begin TASK MATERIAL

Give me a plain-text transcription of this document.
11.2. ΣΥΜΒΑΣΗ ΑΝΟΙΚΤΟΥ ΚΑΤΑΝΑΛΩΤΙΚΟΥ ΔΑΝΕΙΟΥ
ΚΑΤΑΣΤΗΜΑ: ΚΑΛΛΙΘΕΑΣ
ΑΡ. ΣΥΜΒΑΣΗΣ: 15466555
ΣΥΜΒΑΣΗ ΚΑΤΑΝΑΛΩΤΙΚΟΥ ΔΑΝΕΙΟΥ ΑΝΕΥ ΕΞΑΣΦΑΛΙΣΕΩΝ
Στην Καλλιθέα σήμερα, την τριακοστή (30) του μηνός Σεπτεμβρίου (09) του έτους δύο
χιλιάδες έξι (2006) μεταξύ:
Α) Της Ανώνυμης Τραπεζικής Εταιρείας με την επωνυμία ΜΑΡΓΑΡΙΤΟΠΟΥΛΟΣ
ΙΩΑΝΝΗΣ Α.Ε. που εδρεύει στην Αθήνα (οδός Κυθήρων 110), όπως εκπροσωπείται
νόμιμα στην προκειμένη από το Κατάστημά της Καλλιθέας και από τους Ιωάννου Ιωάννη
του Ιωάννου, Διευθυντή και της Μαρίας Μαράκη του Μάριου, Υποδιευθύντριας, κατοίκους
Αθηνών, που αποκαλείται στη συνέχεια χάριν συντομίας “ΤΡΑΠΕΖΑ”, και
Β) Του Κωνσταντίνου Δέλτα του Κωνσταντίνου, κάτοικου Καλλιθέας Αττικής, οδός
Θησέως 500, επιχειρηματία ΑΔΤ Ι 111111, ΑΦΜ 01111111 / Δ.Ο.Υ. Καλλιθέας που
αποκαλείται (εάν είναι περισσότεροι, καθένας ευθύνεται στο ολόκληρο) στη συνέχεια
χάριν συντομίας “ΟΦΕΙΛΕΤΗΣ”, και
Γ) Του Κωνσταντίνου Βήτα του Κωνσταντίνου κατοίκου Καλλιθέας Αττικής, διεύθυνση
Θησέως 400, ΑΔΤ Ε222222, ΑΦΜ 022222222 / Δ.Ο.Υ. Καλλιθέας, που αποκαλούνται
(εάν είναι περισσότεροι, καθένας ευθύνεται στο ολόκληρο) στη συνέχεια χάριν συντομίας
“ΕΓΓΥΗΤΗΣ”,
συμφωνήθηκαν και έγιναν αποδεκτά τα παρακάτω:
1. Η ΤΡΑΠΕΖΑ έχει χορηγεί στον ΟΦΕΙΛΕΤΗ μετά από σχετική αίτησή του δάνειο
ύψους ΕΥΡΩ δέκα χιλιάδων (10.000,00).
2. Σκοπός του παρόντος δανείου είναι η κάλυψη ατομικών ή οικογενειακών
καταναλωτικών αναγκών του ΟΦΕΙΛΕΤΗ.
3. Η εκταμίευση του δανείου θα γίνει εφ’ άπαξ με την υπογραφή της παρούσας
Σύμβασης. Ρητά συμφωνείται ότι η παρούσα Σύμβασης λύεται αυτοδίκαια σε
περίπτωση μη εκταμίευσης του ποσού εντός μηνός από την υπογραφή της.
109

end TASK MATERIAL

TASK REQUIREMENTS.
Using the entries above, please restate each one word for word.

TASK RESPONSE.
Give me a plain-text transcription of this document.
11.2. ΣΥΜΒΑΣΗ ΑΝΟΙΚΤΟΥ ΚΑΤΑΝΑΛΩΤΙΚΟΥ ΔΑΝΕΙΟΥ
ΚΑΤΑΣΤΗΜΑ: ΚΑΛΛΙΘΕΑΣ
ΑΡ. ΣΥΜΒΑΣΗΣ: 15466555
ΣΥΜΒΑΣΗ ΚΑΤΑΝΑΛΩΤΙΚΟΥ ΔΑΝΕΙΟΥ ΑΝΕΥ ΕΞΑΣΦΑΛΙΣΕΩΝ
Στην Καλλιθέα σήμερα, την τριακοστή (30) του μηνός Σεπτεμβρίου (09) του έτους δύο
χιλιάδες έξι (2006) μεταξύ:
Α) Της Ανώνυμης Τραπεζικής Εταιρείας με την επωνυμία ΜΑΡΓΑΡΙΤΟΠΟΥΛΟΣ
ΙΩΑΝΝΗΣ Α.Ε. που εδρεύει στην Αθήνα (οδός Κυθήρων 110), όπως εκπροσωπείται
νόμιμα στην προκειμένη από το Κατάστημά της Καλλιθέας και από τους Ιωάννου Ιωάννη
του Ιωάννου, Διευθυντή και της Μαρίας Μαράκη του Μάριου, Υποδιευθύντριας, κατοίκους
Αθηνών, που αποκαλείται στη συνέχεια χάριν συντομίας “ΤΡΑΠΕΖΑ”, και
Β) Του Κωνσταντίνου Δέλτα του Κωνσταντίνου, κάτοικου Καλλιθέας Αττικής, οδός
Θησέως 500, επιχειρηματία ΑΔΤ Ι 111111, ΑΦΜ 01111111 / Δ.Ο.Υ. Καλλιθέας που
αποκαλείται (εάν είναι περισσότεροι, καθένας ευθύνεται στο ολόκληρο) στη συνέχεια
χάριν συντομίας “ΟΦΕΙΛΕΤΗΣ”, και
Γ) Του Κωνσταντίνου Βήτα του Κωνσταντίνου κατοίκου Καλλιθέας Αττικής, διεύθυνση
Θησέως 400, ΑΔΤ Ε222222, ΑΦΜ 022222222 / Δ.Ο.Υ. Καλλιθέας, που αποκαλούνται
(εάν είναι περισσότεροι, καθένας ευθύνεται στο ολόκληρο) στη συνέχεια χάριν συντομίας
“ΕΓΓΥΗΤΗΣ”,
συμφωνήθηκαν και έγιναν αποδεκτά τα παρακάτω:
1. Η ΤΡΑΠΕΖΑ έχει χορηγεί στον ΟΦΕΙΛΕΤΗ μετά από σχετική αίτησή του δάνειο
ύψους ΕΥΡΩ δέκα χιλιάδων (10.000,00).
2. Σκοπός του παρόντος δανείου είναι η κάλυψη ατομικών ή οικογενειακών
καταναλωτικών αναγκών του ΟΦΕΙΛΕΤΗ.
3. Η εκταμίευση του δανείου θα γίνει εφ’ άπαξ με την υπογραφή της παρούσας
Σύμβασης. Ρητά συμφωνείται ότι η παρούσα Σύμβασης λύεται αυτοδίκαια σε
περίπτωση μη εκταμίευσης του ποσού εντός μηνός από την υπογραφή της.
109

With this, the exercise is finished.